*EXERCISE OBJECTIVE*
Copy out all of the data below with no alterations.
-- BEGIN RECORDS FOR THIS EXERCISE --
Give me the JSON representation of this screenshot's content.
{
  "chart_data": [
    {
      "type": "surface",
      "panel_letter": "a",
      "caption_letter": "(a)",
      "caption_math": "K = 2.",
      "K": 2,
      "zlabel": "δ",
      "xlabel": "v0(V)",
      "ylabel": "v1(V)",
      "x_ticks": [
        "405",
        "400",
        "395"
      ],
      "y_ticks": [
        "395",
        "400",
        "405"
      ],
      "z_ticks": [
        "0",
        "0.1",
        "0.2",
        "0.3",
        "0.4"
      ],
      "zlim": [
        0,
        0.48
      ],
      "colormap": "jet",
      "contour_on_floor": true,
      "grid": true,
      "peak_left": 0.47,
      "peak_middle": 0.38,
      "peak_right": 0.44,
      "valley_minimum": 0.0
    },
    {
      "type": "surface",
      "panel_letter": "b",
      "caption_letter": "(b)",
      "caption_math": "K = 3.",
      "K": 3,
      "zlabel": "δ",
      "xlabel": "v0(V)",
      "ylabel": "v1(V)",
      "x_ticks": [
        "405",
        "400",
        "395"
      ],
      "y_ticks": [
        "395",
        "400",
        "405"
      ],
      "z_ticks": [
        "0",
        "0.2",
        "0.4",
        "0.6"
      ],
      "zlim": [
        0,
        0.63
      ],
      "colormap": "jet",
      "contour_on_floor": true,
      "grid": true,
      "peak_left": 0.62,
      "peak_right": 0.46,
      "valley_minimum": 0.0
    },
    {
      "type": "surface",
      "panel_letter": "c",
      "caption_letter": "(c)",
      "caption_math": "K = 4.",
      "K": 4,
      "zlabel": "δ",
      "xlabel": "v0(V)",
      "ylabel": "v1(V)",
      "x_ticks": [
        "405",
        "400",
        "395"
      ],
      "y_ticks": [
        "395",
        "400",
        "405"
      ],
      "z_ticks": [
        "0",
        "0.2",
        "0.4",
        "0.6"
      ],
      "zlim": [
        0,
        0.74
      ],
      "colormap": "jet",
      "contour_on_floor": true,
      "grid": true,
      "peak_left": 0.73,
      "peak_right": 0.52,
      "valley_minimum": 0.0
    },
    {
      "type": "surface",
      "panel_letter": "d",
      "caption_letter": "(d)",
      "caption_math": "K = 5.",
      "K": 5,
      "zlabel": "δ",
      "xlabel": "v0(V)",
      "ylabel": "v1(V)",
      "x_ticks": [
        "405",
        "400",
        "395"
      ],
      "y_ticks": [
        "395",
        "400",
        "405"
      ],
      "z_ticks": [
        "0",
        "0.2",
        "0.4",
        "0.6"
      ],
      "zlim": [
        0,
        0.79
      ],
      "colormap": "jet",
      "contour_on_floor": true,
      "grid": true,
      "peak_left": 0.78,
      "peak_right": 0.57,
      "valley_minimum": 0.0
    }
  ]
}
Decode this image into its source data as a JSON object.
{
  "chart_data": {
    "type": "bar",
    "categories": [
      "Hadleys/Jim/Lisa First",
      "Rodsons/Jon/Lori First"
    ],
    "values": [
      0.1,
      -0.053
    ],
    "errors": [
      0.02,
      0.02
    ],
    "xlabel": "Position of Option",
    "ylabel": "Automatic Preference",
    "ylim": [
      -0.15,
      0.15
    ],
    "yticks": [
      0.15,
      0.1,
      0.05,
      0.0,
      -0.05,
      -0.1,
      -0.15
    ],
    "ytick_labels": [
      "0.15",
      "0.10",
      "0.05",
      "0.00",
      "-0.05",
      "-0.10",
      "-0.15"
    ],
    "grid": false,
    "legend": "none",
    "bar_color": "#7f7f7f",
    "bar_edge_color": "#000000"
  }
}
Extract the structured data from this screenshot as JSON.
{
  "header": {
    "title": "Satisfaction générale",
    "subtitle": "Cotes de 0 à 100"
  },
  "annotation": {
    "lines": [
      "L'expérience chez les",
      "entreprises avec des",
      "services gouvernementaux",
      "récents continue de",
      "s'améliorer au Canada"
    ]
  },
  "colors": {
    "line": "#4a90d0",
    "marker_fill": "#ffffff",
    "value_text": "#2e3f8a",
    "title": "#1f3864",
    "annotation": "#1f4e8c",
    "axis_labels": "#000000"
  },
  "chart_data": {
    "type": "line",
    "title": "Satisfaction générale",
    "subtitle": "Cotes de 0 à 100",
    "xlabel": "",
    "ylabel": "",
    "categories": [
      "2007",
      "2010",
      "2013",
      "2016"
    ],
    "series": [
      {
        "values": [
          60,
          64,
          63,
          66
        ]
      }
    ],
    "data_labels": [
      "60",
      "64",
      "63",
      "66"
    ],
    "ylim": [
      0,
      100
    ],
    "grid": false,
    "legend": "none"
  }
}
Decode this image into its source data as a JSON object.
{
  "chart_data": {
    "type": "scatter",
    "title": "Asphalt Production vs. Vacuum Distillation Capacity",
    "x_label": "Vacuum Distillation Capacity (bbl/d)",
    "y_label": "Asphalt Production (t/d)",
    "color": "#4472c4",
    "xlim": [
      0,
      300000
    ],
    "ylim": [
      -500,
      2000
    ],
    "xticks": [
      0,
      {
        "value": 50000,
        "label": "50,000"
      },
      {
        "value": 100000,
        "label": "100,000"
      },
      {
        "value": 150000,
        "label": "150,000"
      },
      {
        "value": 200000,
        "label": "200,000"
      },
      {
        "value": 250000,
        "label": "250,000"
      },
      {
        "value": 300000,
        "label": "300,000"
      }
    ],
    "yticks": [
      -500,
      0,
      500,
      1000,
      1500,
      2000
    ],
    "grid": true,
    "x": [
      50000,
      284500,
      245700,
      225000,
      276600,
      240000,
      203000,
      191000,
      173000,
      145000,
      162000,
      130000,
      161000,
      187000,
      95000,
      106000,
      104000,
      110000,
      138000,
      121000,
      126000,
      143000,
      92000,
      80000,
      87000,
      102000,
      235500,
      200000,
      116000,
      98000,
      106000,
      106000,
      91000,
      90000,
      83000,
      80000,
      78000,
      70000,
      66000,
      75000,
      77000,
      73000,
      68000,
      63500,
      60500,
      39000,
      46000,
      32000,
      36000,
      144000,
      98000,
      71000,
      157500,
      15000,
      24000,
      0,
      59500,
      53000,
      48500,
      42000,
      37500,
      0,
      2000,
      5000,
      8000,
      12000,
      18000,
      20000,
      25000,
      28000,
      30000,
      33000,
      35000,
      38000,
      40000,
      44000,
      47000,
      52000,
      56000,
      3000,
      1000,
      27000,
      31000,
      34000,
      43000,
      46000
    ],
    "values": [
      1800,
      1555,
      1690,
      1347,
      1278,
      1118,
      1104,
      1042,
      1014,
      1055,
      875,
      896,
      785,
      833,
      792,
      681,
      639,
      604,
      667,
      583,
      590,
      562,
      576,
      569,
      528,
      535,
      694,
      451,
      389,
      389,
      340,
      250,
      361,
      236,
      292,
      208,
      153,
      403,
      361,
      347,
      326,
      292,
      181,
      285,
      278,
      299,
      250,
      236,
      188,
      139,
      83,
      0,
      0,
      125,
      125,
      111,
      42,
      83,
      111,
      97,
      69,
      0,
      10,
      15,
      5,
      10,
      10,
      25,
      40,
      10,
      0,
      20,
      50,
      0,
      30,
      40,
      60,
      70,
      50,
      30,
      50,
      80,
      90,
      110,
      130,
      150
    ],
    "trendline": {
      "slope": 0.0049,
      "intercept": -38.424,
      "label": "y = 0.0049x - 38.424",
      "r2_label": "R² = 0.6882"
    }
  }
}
-- END RECORDS FOR THIS EXERCISE --
*COMPLETE ANSWER*
Give me the JSON representation of this screenshot's content.
{
  "chart_data": [
    {
      "type": "surface",
      "panel_letter": "a",
      "caption_letter": "(a)",
      "caption_math": "K = 2.",
      "K": 2,
      "zlabel": "δ",
      "xlabel": "v0(V)",
      "ylabel": "v1(V)",
      "x_ticks": [
        "405",
        "400",
        "395"
      ],
      "y_ticks": [
        "395",
        "400",
        "405"
      ],
      "z_ticks": [
        "0",
        "0.1",
        "0.2",
        "0.3",
        "0.4"
      ],
      "zlim": [
        0,
        0.48
      ],
      "colormap": "jet",
      "contour_on_floor": true,
      "grid": true,
      "peak_left": 0.47,
      "peak_middle": 0.38,
      "peak_right": 0.44,
      "valley_minimum": 0.0
    },
    {
      "type": "surface",
      "panel_letter": "b",
      "caption_letter": "(b)",
      "caption_math": "K = 3.",
      "K": 3,
      "zlabel": "δ",
      "xlabel": "v0(V)",
      "ylabel": "v1(V)",
      "x_ticks": [
        "405",
        "400",
        "395"
      ],
      "y_ticks": [
        "395",
        "400",
        "405"
      ],
      "z_ticks": [
        "0",
        "0.2",
        "0.4",
        "0.6"
      ],
      "zlim": [
        0,
        0.63
      ],
      "colormap": "jet",
      "contour_on_floor": true,
      "grid": true,
      "peak_left": 0.62,
      "peak_right": 0.46,
      "valley_minimum": 0.0
    },
    {
      "type": "surface",
      "panel_letter": "c",
      "caption_letter": "(c)",
      "caption_math": "K = 4.",
      "K": 4,
      "zlabel": "δ",
      "xlabel": "v0(V)",
      "ylabel": "v1(V)",
      "x_ticks": [
        "405",
        "400",
        "395"
      ],
      "y_ticks": [
        "395",
        "400",
        "405"
      ],
      "z_ticks": [
        "0",
        "0.2",
        "0.4",
        "0.6"
      ],
      "zlim": [
        0,
        0.74
      ],
      "colormap": "jet",
      "contour_on_floor": true,
      "grid": true,
      "peak_left": 0.73,
      "peak_right": 0.52,
      "valley_minimum": 0.0
    },
    {
      "type": "surface",
      "panel_letter": "d",
      "caption_letter": "(d)",
      "caption_math": "K = 5.",
      "K": 5,
      "zlabel": "δ",
      "xlabel": "v0(V)",
      "ylabel": "v1(V)",
      "x_ticks": [
        "405",
        "400",
        "395"
      ],
      "y_ticks": [
        "395",
        "400",
        "405"
      ],
      "z_ticks": [
        "0",
        "0.2",
        "0.4",
        "0.6"
      ],
      "zlim": [
        0,
        0.79
      ],
      "colormap": "jet",
      "contour_on_floor": true,
      "grid": true,
      "peak_left": 0.78,
      "peak_right": 0.57,
      "valley_minimum": 0.0
    }
  ]
}
Decode this image into its source data as a JSON object.
{
  "chart_data": {
    "type": "bar",
    "categories": [
      "Hadleys/Jim/Lisa First",
      "Rodsons/Jon/Lori First"
    ],
    "values": [
      0.1,
      -0.053
    ],
    "errors": [
      0.02,
      0.02
    ],
    "xlabel": "Position of Option",
    "ylabel": "Automatic Preference",
    "ylim": [
      -0.15,
      0.15
    ],
    "yticks": [
      0.15,
      0.1,
      0.05,
      0.0,
      -0.05,
      -0.1,
      -0.15
    ],
    "ytick_labels": [
      "0.15",
      "0.10",
      "0.05",
      "0.00",
      "-0.05",
      "-0.10",
      "-0.15"
    ],
    "grid": false,
    "legend": "none",
    "bar_color": "#7f7f7f",
    "bar_edge_color": "#000000"
  }
}
Extract the structured data from this screenshot as JSON.
{
  "header": {
    "title": "Satisfaction générale",
    "subtitle": "Cotes de 0 à 100"
  },
  "annotation": {
    "lines": [
      "L'expérience chez les",
      "entreprises avec des",
      "services gouvernementaux",
      "récents continue de",
      "s'améliorer au Canada"
    ]
  },
  "colors": {
    "line": "#4a90d0",
    "marker_fill": "#ffffff",
    "value_text": "#2e3f8a",
    "title": "#1f3864",
    "annotation": "#1f4e8c",
    "axis_labels": "#000000"
  },
  "chart_data": {
    "type": "line",
    "title": "Satisfaction générale",
    "subtitle": "Cotes de 0 à 100",
    "xlabel": "",
    "ylabel": "",
    "categories": [
      "2007",
      "2010",
      "2013",
      "2016"
    ],
    "series": [
      {
        "values": [
          60,
          64,
          63,
          66
        ]
      }
    ],
    "data_labels": [
      "60",
      "64",
      "63",
      "66"
    ],
    "ylim": [
      0,
      100
    ],
    "grid": false,
    "legend": "none"
  }
}
Decode this image into its source data as a JSON object.
{
  "chart_data": {
    "type": "scatter",
    "title": "Asphalt Production vs. Vacuum Distillation Capacity",
    "x_label": "Vacuum Distillation Capacity (bbl/d)",
    "y_label": "Asphalt Production (t/d)",
    "color": "#4472c4",
    "xlim": [
      0,
      300000
    ],
    "ylim": [
      -500,
      2000
    ],
    "xticks": [
      0,
      {
        "value": 50000,
        "label": "50,000"
      },
      {
        "value": 100000,
        "label": "100,000"
      },
      {
        "value": 150000,
        "label": "150,000"
      },
      {
        "value": 200000,
        "label": "200,000"
      },
      {
        "value": 250000,
        "label": "250,000"
      },
      {
        "value": 300000,
        "label": "300,000"
      }
    ],
    "yticks": [
      -500,
      0,
      500,
      1000,
      1500,
      2000
    ],
    "grid": true,
    "x": [
      50000,
      284500,
      245700,
      225000,
      276600,
      240000,
      203000,
      191000,
      173000,
      145000,
      162000,
      130000,
      161000,
      187000,
      95000,
      106000,
      104000,
      110000,
      138000,
      121000,
      126000,
      143000,
      92000,
      80000,
      87000,
      102000,
      235500,
      200000,
      116000,
      98000,
      106000,
      106000,
      91000,
      90000,
      83000,
      80000,
      78000,
      70000,
      66000,
      75000,
      77000,
      73000,
      68000,
      63500,
      60500,
      39000,
      46000,
      32000,
      36000,
      144000,
      98000,
      71000,
      157500,
      15000,
      24000,
      0,
      59500,
      53000,
      48500,
      42000,
      37500,
      0,
      2000,
      5000,
      8000,
      12000,
      18000,
      20000,
      25000,
      28000,
      30000,
      33000,
      35000,
      38000,
      40000,
      44000,
      47000,
      52000,
      56000,
      3000,
      1000,
      27000,
      31000,
      34000,
      43000,
      46000
    ],
    "values": [
      1800,
      1555,
      1690,
      1347,
      1278,
      1118,
      1104,
      1042,
      1014,
      1055,
      875,
      896,
      785,
      833,
      792,
      681,
      639,
      604,
      667,
      583,
      590,
      562,
      576,
      569,
      528,
      535,
      694,
      451,
      389,
      389,
      340,
      250,
      361,
      236,
      292,
      208,
      153,
      403,
      361,
      347,
      326,
      292,
      181,
      285,
      278,
      299,
      250,
      236,
      188,
      139,
      83,
      0,
      0,
      125,
      125,
      111,
      42,
      83,
      111,
      97,
      69,
      0,
      10,
      15,
      5,
      10,
      10,
      25,
      40,
      10,
      0,
      20,
      50,
      0,
      30,
      40,
      60,
      70,
      50,
      30,
      50,
      80,
      90,
      110,
      130,
      150
    ],
    "trendline": {
      "slope": 0.0049,
      "intercept": -38.424,
      "label": "y = 0.0049x - 38.424",
      "r2_label": "R² = 0.6882"
    }
  }
}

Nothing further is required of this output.